> **Source material**:

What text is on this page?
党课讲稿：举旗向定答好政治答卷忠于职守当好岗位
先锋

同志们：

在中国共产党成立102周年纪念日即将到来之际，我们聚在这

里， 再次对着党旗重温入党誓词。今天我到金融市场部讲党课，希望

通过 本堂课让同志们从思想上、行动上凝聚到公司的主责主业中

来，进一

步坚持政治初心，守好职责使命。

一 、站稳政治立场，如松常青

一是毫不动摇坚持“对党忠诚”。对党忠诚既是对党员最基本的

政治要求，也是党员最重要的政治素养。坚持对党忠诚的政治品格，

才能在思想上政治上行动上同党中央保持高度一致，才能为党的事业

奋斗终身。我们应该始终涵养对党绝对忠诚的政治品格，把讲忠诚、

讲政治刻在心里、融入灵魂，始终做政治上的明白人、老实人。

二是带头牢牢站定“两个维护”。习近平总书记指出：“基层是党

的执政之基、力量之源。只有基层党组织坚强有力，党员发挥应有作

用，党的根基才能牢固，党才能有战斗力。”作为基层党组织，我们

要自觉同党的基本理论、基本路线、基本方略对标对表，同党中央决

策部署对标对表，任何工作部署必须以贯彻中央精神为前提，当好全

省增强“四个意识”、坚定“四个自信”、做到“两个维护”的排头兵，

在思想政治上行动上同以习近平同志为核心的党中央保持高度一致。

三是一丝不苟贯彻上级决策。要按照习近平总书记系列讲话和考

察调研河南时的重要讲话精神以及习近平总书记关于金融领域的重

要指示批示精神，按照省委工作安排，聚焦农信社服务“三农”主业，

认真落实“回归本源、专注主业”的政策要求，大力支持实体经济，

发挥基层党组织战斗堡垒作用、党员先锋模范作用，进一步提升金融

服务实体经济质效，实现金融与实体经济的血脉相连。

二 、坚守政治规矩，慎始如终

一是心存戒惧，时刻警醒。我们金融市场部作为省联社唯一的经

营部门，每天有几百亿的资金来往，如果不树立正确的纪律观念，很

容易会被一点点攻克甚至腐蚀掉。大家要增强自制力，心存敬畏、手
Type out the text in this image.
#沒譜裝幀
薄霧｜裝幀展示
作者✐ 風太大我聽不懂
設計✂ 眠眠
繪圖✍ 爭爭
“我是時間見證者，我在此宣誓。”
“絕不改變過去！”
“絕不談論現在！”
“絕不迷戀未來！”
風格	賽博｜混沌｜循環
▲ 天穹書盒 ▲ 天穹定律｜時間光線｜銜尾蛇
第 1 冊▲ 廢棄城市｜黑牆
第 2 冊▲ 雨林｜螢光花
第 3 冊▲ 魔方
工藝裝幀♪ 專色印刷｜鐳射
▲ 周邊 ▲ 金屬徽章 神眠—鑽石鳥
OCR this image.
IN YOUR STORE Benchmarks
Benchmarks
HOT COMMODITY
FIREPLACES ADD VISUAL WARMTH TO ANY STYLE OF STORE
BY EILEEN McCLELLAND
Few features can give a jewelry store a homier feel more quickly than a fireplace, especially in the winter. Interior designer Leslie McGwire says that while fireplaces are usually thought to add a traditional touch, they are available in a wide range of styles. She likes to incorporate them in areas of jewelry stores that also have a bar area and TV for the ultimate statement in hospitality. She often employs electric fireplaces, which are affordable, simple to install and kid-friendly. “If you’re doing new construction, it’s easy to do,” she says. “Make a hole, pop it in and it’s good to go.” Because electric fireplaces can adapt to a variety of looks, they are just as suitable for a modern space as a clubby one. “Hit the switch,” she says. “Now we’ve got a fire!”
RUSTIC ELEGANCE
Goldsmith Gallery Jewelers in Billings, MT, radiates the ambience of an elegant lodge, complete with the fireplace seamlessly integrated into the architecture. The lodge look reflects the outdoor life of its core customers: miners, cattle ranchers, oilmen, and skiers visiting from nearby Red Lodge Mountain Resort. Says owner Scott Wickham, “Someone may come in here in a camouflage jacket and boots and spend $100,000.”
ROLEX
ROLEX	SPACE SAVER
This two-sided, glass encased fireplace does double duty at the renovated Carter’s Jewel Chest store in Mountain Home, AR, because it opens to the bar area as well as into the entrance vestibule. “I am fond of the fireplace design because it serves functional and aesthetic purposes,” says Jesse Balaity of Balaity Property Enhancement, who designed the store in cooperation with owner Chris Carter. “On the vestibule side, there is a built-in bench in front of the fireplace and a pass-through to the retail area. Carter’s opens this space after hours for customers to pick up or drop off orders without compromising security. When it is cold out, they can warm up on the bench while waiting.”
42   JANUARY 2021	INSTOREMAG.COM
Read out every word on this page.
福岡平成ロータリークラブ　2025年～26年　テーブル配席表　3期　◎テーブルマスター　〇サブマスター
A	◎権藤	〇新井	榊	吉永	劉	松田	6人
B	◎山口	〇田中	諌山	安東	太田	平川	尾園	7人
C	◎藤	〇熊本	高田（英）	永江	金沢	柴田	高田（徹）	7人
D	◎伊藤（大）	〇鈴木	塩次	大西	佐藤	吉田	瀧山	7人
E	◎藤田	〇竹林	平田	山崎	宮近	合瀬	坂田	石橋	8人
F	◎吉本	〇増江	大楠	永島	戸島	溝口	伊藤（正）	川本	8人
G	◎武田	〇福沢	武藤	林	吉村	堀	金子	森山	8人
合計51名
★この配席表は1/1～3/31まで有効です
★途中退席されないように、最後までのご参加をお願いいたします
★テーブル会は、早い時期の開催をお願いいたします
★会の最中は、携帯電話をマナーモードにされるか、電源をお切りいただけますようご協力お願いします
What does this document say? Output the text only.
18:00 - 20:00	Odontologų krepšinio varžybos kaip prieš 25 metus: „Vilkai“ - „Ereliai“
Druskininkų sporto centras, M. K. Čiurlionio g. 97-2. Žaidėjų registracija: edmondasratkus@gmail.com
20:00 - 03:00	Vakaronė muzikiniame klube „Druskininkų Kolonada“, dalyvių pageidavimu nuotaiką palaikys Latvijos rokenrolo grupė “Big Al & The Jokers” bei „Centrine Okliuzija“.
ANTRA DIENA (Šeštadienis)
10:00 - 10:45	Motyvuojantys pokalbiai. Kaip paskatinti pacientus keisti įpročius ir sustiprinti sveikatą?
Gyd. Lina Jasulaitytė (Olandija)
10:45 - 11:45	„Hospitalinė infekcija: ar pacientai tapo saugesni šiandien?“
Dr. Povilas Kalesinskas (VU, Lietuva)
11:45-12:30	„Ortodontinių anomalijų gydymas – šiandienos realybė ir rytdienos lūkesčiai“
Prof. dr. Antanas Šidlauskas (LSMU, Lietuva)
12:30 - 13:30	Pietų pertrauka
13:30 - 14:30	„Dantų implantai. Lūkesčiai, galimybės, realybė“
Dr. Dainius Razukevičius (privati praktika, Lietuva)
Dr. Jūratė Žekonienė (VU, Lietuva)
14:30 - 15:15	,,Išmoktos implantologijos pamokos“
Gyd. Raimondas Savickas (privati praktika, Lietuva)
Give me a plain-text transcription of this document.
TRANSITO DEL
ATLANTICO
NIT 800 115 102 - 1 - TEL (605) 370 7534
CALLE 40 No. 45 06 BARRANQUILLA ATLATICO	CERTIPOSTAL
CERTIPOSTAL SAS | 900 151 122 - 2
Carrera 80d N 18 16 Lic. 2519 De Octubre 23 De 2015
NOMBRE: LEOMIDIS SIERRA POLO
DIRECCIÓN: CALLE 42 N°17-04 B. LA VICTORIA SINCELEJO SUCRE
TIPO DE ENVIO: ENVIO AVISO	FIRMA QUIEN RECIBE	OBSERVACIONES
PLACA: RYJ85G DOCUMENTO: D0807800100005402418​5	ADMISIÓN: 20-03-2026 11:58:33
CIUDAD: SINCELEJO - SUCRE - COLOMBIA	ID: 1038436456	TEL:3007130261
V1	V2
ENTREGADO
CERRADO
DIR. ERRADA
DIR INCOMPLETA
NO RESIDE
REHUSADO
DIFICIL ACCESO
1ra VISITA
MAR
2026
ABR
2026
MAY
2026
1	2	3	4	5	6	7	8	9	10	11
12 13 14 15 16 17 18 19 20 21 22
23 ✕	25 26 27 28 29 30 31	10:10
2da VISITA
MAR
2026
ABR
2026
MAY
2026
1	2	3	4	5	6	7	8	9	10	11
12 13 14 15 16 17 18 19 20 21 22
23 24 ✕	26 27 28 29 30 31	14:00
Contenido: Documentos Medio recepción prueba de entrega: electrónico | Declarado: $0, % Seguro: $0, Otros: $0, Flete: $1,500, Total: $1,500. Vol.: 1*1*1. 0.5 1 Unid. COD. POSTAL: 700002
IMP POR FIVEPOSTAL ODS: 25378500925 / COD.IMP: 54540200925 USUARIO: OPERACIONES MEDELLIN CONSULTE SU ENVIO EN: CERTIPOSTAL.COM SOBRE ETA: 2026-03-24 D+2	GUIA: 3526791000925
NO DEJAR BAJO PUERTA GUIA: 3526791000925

> **Work to complete**: Using the listing above, say how many of its lines contain the string "while", giving nothing but the figure.

> **Task answer**: 2